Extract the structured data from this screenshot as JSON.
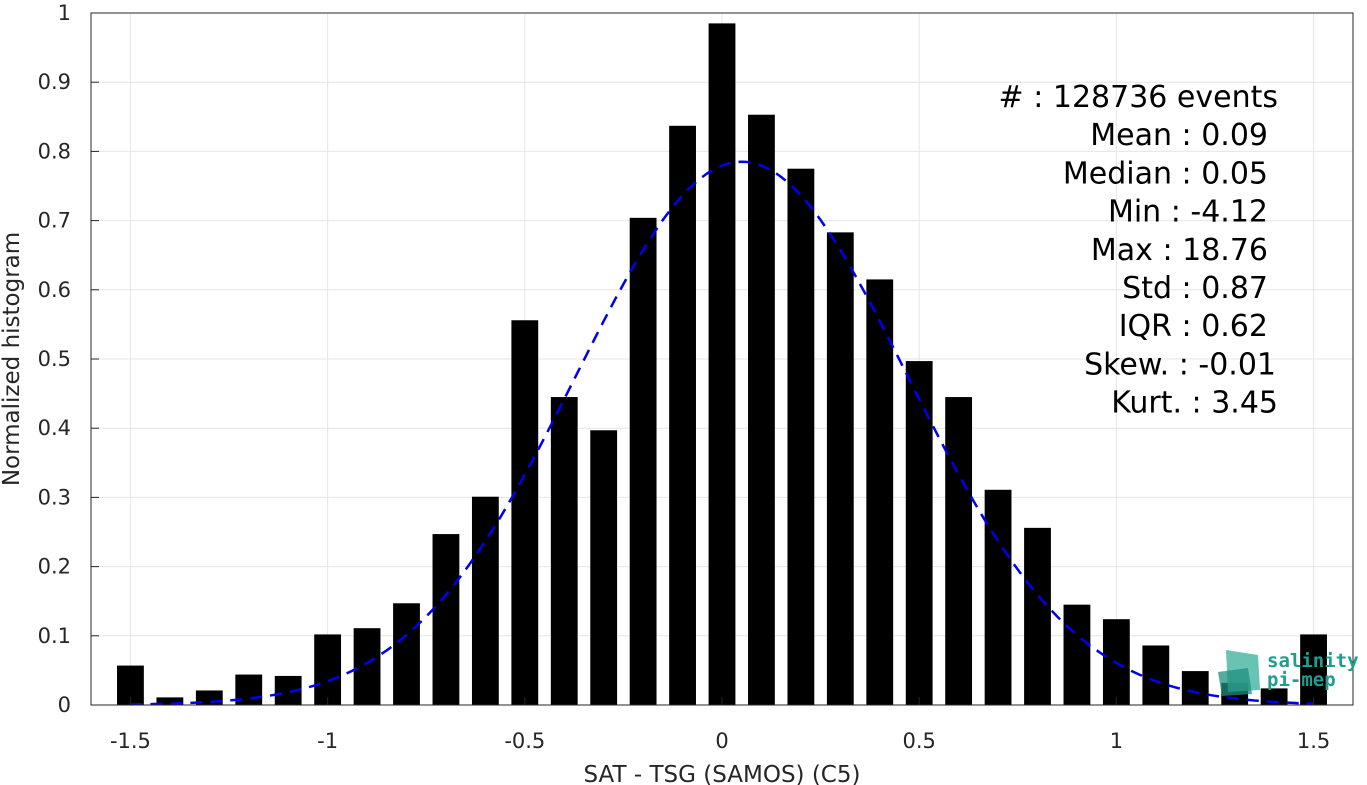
{
  "chart_data": {
    "type": "bar",
    "xlabel": "SAT - TSG (SAMOS) (C5)",
    "ylabel": "Normalized histogram",
    "xlim": [
      -1.6,
      1.6
    ],
    "ylim": [
      0,
      1
    ],
    "x_ticks": [
      "-1.5",
      "-1",
      "-0.5",
      "0",
      "0.5",
      "1",
      "1.5"
    ],
    "y_ticks": [
      "0",
      "0.1",
      "0.2",
      "0.3",
      "0.4",
      "0.5",
      "0.6",
      "0.7",
      "0.8",
      "0.9",
      "1"
    ],
    "grid": true,
    "x": [
      -1.5,
      -1.4,
      -1.3,
      -1.2,
      -1.1,
      -1.0,
      -0.9,
      -0.8,
      -0.7,
      -0.6,
      -0.5,
      -0.4,
      -0.3,
      -0.2,
      -0.1,
      0.0,
      0.1,
      0.2,
      0.3,
      0.4,
      0.5,
      0.6,
      0.7,
      0.8,
      0.9,
      1.0,
      1.1,
      1.2,
      1.3,
      1.4,
      1.5
    ],
    "values": [
      0.057,
      0.011,
      0.021,
      0.044,
      0.042,
      0.102,
      0.111,
      0.147,
      0.247,
      0.301,
      0.556,
      0.445,
      0.397,
      0.704,
      0.837,
      0.985,
      0.853,
      0.775,
      0.683,
      0.615,
      0.497,
      0.445,
      0.311,
      0.256,
      0.145,
      0.124,
      0.086,
      0.049,
      0.032,
      0.024,
      0.102
    ],
    "fit_curve": {
      "style": "dashed",
      "color": "#0000ee",
      "mean": 0.05,
      "std": 0.42,
      "peak": 0.785
    },
    "bar_color": "#000000",
    "stats": [
      "#  : 128736 events",
      "Mean : 0.09",
      "Median : 0.05",
      "Min : -4.12",
      "Max : 18.76",
      "Std : 0.87",
      "IQR : 0.62",
      "Skew. : -0.01",
      "Kurt. : 3.45"
    ]
  },
  "logo": {
    "line1": "salinity",
    "line2": "pi-mep"
  }
}
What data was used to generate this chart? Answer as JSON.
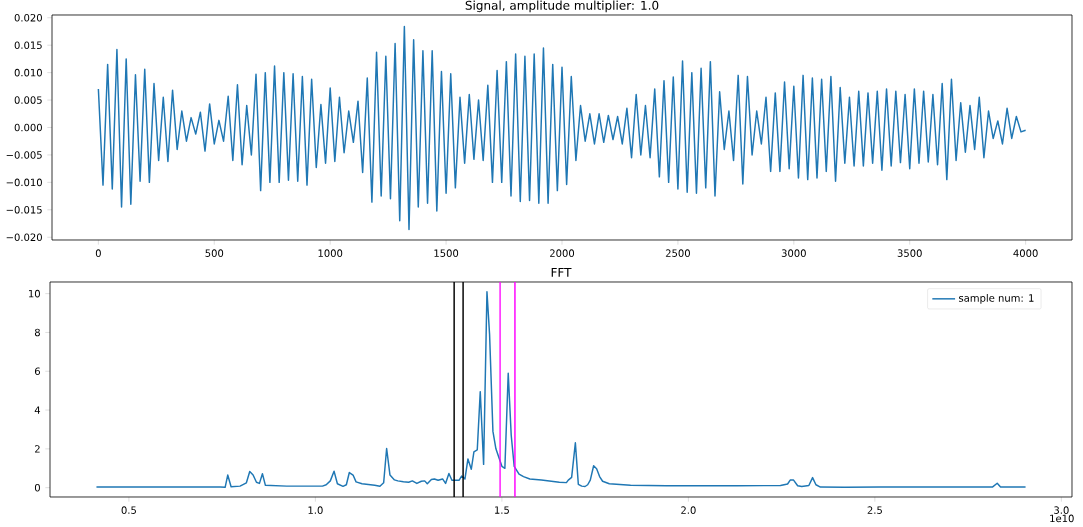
{
  "chart_data": [
    {
      "type": "line",
      "title": "Signal, amplitude multiplier: 1.0",
      "xlim": [
        -200,
        4200
      ],
      "ylim": [
        -0.0205,
        0.0205
      ],
      "xticks": [
        0,
        500,
        1000,
        1500,
        2000,
        2500,
        3000,
        3500,
        4000
      ],
      "yticks": [
        {
          "value": -0.02,
          "label": "−0.020"
        },
        {
          "value": -0.015,
          "label": "−0.015"
        },
        {
          "value": -0.01,
          "label": "−0.010"
        },
        {
          "value": -0.005,
          "label": "−0.005"
        },
        {
          "value": 0,
          "label": "0.000"
        },
        {
          "value": 0.005,
          "label": "0.005"
        },
        {
          "value": 0.01,
          "label": "0.010"
        },
        {
          "value": 0.015,
          "label": "0.015"
        },
        {
          "value": 0.02,
          "label": "0.020"
        }
      ],
      "x": [
        0,
        20,
        40,
        60,
        80,
        100,
        120,
        140,
        160,
        180,
        200,
        220,
        240,
        260,
        280,
        300,
        320,
        340,
        360,
        380,
        400,
        420,
        440,
        460,
        480,
        500,
        520,
        540,
        560,
        580,
        600,
        620,
        640,
        660,
        680,
        700,
        720,
        740,
        760,
        780,
        800,
        820,
        840,
        860,
        880,
        900,
        920,
        940,
        960,
        980,
        1000,
        1020,
        1040,
        1060,
        1080,
        1100,
        1120,
        1140,
        1160,
        1180,
        1200,
        1220,
        1240,
        1260,
        1280,
        1300,
        1320,
        1340,
        1360,
        1380,
        1400,
        1420,
        1440,
        1460,
        1480,
        1500,
        1520,
        1540,
        1560,
        1580,
        1600,
        1620,
        1640,
        1660,
        1680,
        1700,
        1720,
        1740,
        1760,
        1780,
        1800,
        1820,
        1840,
        1860,
        1880,
        1900,
        1920,
        1940,
        1960,
        1980,
        2000,
        2020,
        2040,
        2060,
        2080,
        2100,
        2120,
        2140,
        2160,
        2180,
        2200,
        2220,
        2240,
        2260,
        2280,
        2300,
        2320,
        2340,
        2360,
        2380,
        2400,
        2420,
        2440,
        2460,
        2480,
        2500,
        2520,
        2540,
        2560,
        2580,
        2600,
        2620,
        2640,
        2660,
        2680,
        2700,
        2720,
        2740,
        2760,
        2780,
        2800,
        2820,
        2840,
        2860,
        2880,
        2900,
        2920,
        2940,
        2960,
        2980,
        3000,
        3020,
        3040,
        3060,
        3080,
        3100,
        3120,
        3140,
        3160,
        3180,
        3200,
        3220,
        3240,
        3260,
        3280,
        3300,
        3320,
        3340,
        3360,
        3380,
        3400,
        3420,
        3440,
        3460,
        3480,
        3500,
        3520,
        3540,
        3560,
        3580,
        3600,
        3620,
        3640,
        3660,
        3680,
        3700,
        3720,
        3740,
        3760,
        3780,
        3800,
        3820,
        3840,
        3860,
        3880,
        3900,
        3920,
        3940,
        3960,
        3980,
        4000
      ],
      "series": [
        {
          "color": "#1f77b4",
          "values": [
            0.007,
            -0.0105,
            0.0115,
            -0.0112,
            0.0142,
            -0.0145,
            0.0125,
            -0.014,
            0.0096,
            -0.0098,
            0.0106,
            -0.01,
            0.008,
            -0.006,
            0.0055,
            -0.0062,
            0.0068,
            -0.004,
            0.003,
            -0.0025,
            0.0018,
            -0.0012,
            0.0028,
            -0.0043,
            0.0043,
            -0.003,
            0.0013,
            -0.0025,
            0.0057,
            -0.006,
            0.0078,
            -0.0068,
            0.004,
            -0.005,
            0.0097,
            -0.0115,
            0.01,
            -0.01,
            0.0112,
            -0.01,
            0.01,
            -0.0096,
            0.0098,
            -0.0098,
            0.0093,
            -0.0105,
            0.0088,
            -0.0073,
            0.0042,
            -0.0065,
            0.0072,
            -0.0062,
            0.0055,
            -0.0046,
            0.003,
            -0.0027,
            0.0048,
            -0.0082,
            0.009,
            -0.0136,
            0.0137,
            -0.0125,
            0.013,
            -0.013,
            0.0153,
            -0.017,
            0.0184,
            -0.0186,
            0.016,
            -0.0145,
            0.014,
            -0.0138,
            0.014,
            -0.0152,
            0.0102,
            -0.012,
            0.0098,
            -0.011,
            0.0055,
            -0.0065,
            0.006,
            -0.0058,
            0.005,
            -0.006,
            0.0077,
            -0.01,
            0.0104,
            -0.01,
            0.012,
            -0.0125,
            0.0134,
            -0.0135,
            0.013,
            -0.0133,
            0.0134,
            -0.0138,
            0.0145,
            -0.0138,
            0.0115,
            -0.0115,
            0.011,
            -0.0104,
            0.0093,
            -0.006,
            0.004,
            -0.0025,
            0.0025,
            -0.003,
            0.0025,
            -0.0027,
            0.0022,
            -0.0022,
            0.002,
            -0.003,
            0.0035,
            -0.0055,
            0.006,
            -0.005,
            0.004,
            -0.0055,
            0.007,
            -0.009,
            0.0085,
            -0.01,
            0.0092,
            -0.0112,
            0.0121,
            -0.0118,
            0.01,
            -0.012,
            0.0108,
            -0.011,
            0.012,
            -0.0125,
            0.0065,
            -0.004,
            0.003,
            -0.006,
            0.0095,
            -0.0103,
            0.0093,
            -0.005,
            0.003,
            -0.003,
            0.0055,
            -0.008,
            0.0063,
            -0.008,
            0.0083,
            -0.0075,
            0.0075,
            -0.0092,
            0.0095,
            -0.0095,
            0.009,
            -0.0092,
            0.0088,
            -0.008,
            0.0093,
            -0.0098,
            0.0073,
            -0.0065,
            0.0055,
            -0.007,
            0.0066,
            -0.007,
            0.0063,
            -0.0065,
            0.0066,
            -0.0078,
            0.007,
            -0.007,
            0.0066,
            -0.0064,
            0.006,
            -0.0075,
            0.007,
            -0.0065,
            0.0066,
            -0.0063,
            0.006,
            -0.0068,
            0.008,
            -0.0095,
            0.0088,
            -0.006,
            0.0045,
            -0.0045,
            0.004,
            -0.004,
            0.0055,
            -0.0055,
            0.003,
            -0.002,
            0.0012,
            -0.003,
            0.0035,
            -0.002,
            0.002,
            -0.0008,
            -0.0005
          ]
        }
      ]
    },
    {
      "type": "line",
      "title": "FFT",
      "xlim": [
        0.2885,
        3.0285
      ],
      "ylim": [
        -0.48,
        10.6
      ],
      "xticks": [
        0.5,
        {
          "value": 1,
          "label": "1.0"
        },
        1.5,
        {
          "value": 2,
          "label": "2.0"
        },
        2.5,
        {
          "value": 3,
          "label": "3.0"
        }
      ],
      "yticks": [
        0,
        2,
        4,
        6,
        8,
        10
      ],
      "annotations": [
        "1e10"
      ],
      "legend": "top right",
      "ref_lines": [
        {
          "axis": "x",
          "value": 1.372,
          "color": "#000000"
        },
        {
          "axis": "x",
          "value": 1.396,
          "color": "#000000"
        },
        {
          "axis": "x",
          "value": 1.495,
          "color": "#ff00ff"
        },
        {
          "axis": "x",
          "value": 1.535,
          "color": "#ff00ff"
        }
      ],
      "series": [
        {
          "name": "sample num: 1",
          "color": "#1f77b4",
          "x": [
            0.413,
            0.745,
            0.758,
            0.765,
            0.774,
            0.798,
            0.815,
            0.824,
            0.833,
            0.842,
            0.85,
            0.858,
            0.866,
            0.923,
            1.019,
            1.029,
            1.04,
            1.05,
            1.059,
            1.074,
            1.083,
            1.091,
            1.101,
            1.109,
            1.125,
            1.159,
            1.173,
            1.183,
            1.191,
            1.2,
            1.212,
            1.221,
            1.236,
            1.25,
            1.26,
            1.272,
            1.284,
            1.293,
            1.3,
            1.311,
            1.319,
            1.329,
            1.341,
            1.349,
            1.358,
            1.366,
            1.385,
            1.392,
            1.401,
            1.409,
            1.418,
            1.425,
            1.434,
            1.442,
            1.451,
            1.46,
            1.467,
            1.476,
            1.484,
            1.5,
            1.508,
            1.517,
            1.525,
            1.533,
            1.546,
            1.558,
            1.575,
            1.606,
            1.654,
            1.673,
            1.678,
            1.687,
            1.697,
            1.705,
            1.714,
            1.723,
            1.73,
            1.737,
            1.746,
            1.754,
            1.762,
            1.77,
            1.788,
            1.845,
            1.941,
            2.132,
            2.247,
            2.266,
            2.273,
            2.282,
            2.293,
            2.304,
            2.323,
            2.333,
            2.342,
            2.354,
            2.419,
            2.514,
            2.815,
            2.828,
            2.837,
            2.904
          ],
          "values": [
            0.03,
            0.03,
            0.02,
            0.65,
            0.05,
            0.08,
            0.25,
            0.83,
            0.65,
            0.28,
            0.22,
            0.72,
            0.12,
            0.08,
            0.08,
            0.15,
            0.35,
            0.85,
            0.2,
            0.07,
            0.15,
            0.78,
            0.65,
            0.3,
            0.2,
            0.12,
            0.07,
            0.25,
            2.02,
            0.65,
            0.4,
            0.35,
            0.3,
            0.28,
            0.35,
            0.22,
            0.33,
            0.35,
            0.2,
            0.42,
            0.45,
            0.38,
            0.45,
            0.22,
            0.73,
            0.38,
            0.38,
            0.6,
            0.45,
            1.48,
            0.95,
            1.85,
            1.95,
            4.95,
            1.2,
            10.1,
            7.9,
            2.9,
            2.0,
            1.1,
            1.0,
            5.9,
            2.7,
            1.1,
            0.7,
            0.57,
            0.45,
            0.39,
            0.28,
            0.26,
            0.39,
            0.53,
            2.31,
            0.17,
            0.08,
            0.06,
            0.15,
            0.39,
            1.13,
            0.98,
            0.57,
            0.33,
            0.2,
            0.13,
            0.1,
            0.1,
            0.11,
            0.19,
            0.39,
            0.39,
            0.1,
            0.06,
            0.11,
            0.52,
            0.15,
            0.03,
            0.02,
            0.03,
            0.03,
            0.23,
            0.03,
            0.03
          ]
        }
      ]
    }
  ]
}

Work required:
Search the material above for "JSON". Pull out each line where it shows up.

Answer to this problem:
Extract the structured data from this screenshot as JSON.
What data was used to generate this chart? Answer as JSON.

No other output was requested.